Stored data
☆ ☆ ☆
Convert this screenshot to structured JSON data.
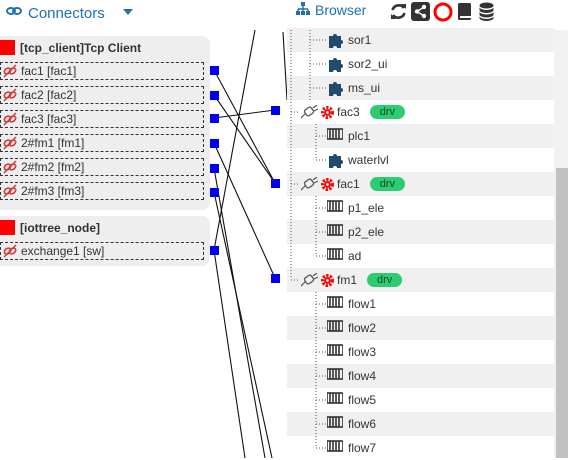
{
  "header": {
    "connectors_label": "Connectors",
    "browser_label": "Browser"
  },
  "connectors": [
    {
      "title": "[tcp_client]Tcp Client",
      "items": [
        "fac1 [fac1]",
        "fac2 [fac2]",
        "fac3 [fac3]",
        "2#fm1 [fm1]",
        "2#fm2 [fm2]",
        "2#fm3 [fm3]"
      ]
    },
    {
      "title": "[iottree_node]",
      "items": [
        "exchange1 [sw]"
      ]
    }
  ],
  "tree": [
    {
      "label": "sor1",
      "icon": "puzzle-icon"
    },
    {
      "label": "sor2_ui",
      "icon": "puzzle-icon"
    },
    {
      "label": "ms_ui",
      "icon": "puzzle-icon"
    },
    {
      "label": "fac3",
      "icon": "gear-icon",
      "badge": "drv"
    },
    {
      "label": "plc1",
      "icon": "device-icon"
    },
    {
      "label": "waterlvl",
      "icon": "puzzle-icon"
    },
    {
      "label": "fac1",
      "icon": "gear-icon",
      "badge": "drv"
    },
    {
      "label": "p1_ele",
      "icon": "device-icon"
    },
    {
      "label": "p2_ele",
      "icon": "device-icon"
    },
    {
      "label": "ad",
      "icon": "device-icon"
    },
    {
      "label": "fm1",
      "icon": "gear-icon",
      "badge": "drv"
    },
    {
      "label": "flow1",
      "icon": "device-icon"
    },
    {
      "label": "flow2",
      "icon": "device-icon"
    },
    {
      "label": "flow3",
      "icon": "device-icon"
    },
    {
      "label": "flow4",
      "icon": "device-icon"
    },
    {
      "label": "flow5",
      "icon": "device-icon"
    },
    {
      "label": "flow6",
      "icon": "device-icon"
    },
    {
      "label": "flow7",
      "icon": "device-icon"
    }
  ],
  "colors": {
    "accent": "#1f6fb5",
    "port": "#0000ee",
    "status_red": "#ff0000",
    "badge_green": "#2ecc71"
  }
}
☆ ☆ ☆
All the material shown above is to be copied exactly, with no pictures carried over.

Expected answer |
Convert this screenshot to structured JSON data.
{
  "header": {
    "connectors_label": "Connectors",
    "browser_label": "Browser"
  },
  "connectors": [
    {
      "title": "[tcp_client]Tcp Client",
      "items": [
        "fac1 [fac1]",
        "fac2 [fac2]",
        "fac3 [fac3]",
        "2#fm1 [fm1]",
        "2#fm2 [fm2]",
        "2#fm3 [fm3]"
      ]
    },
    {
      "title": "[iottree_node]",
      "items": [
        "exchange1 [sw]"
      ]
    }
  ],
  "tree": [
    {
      "label": "sor1",
      "icon": "puzzle-icon"
    },
    {
      "label": "sor2_ui",
      "icon": "puzzle-icon"
    },
    {
      "label": "ms_ui",
      "icon": "puzzle-icon"
    },
    {
      "label": "fac3",
      "icon": "gear-icon",
      "badge": "drv"
    },
    {
      "label": "plc1",
      "icon": "device-icon"
    },
    {
      "label": "waterlvl",
      "icon": "puzzle-icon"
    },
    {
      "label": "fac1",
      "icon": "gear-icon",
      "badge": "drv"
    },
    {
      "label": "p1_ele",
      "icon": "device-icon"
    },
    {
      "label": "p2_ele",
      "icon": "device-icon"
    },
    {
      "label": "ad",
      "icon": "device-icon"
    },
    {
      "label": "fm1",
      "icon": "gear-icon",
      "badge": "drv"
    },
    {
      "label": "flow1",
      "icon": "device-icon"
    },
    {
      "label": "flow2",
      "icon": "device-icon"
    },
    {
      "label": "flow3",
      "icon": "device-icon"
    },
    {
      "label": "flow4",
      "icon": "device-icon"
    },
    {
      "label": "flow5",
      "icon": "device-icon"
    },
    {
      "label": "flow6",
      "icon": "device-icon"
    },
    {
      "label": "flow7",
      "icon": "device-icon"
    }
  ],
  "colors": {
    "accent": "#1f6fb5",
    "port": "#0000ee",
    "status_red": "#ff0000",
    "badge_green": "#2ecc71"
  }
}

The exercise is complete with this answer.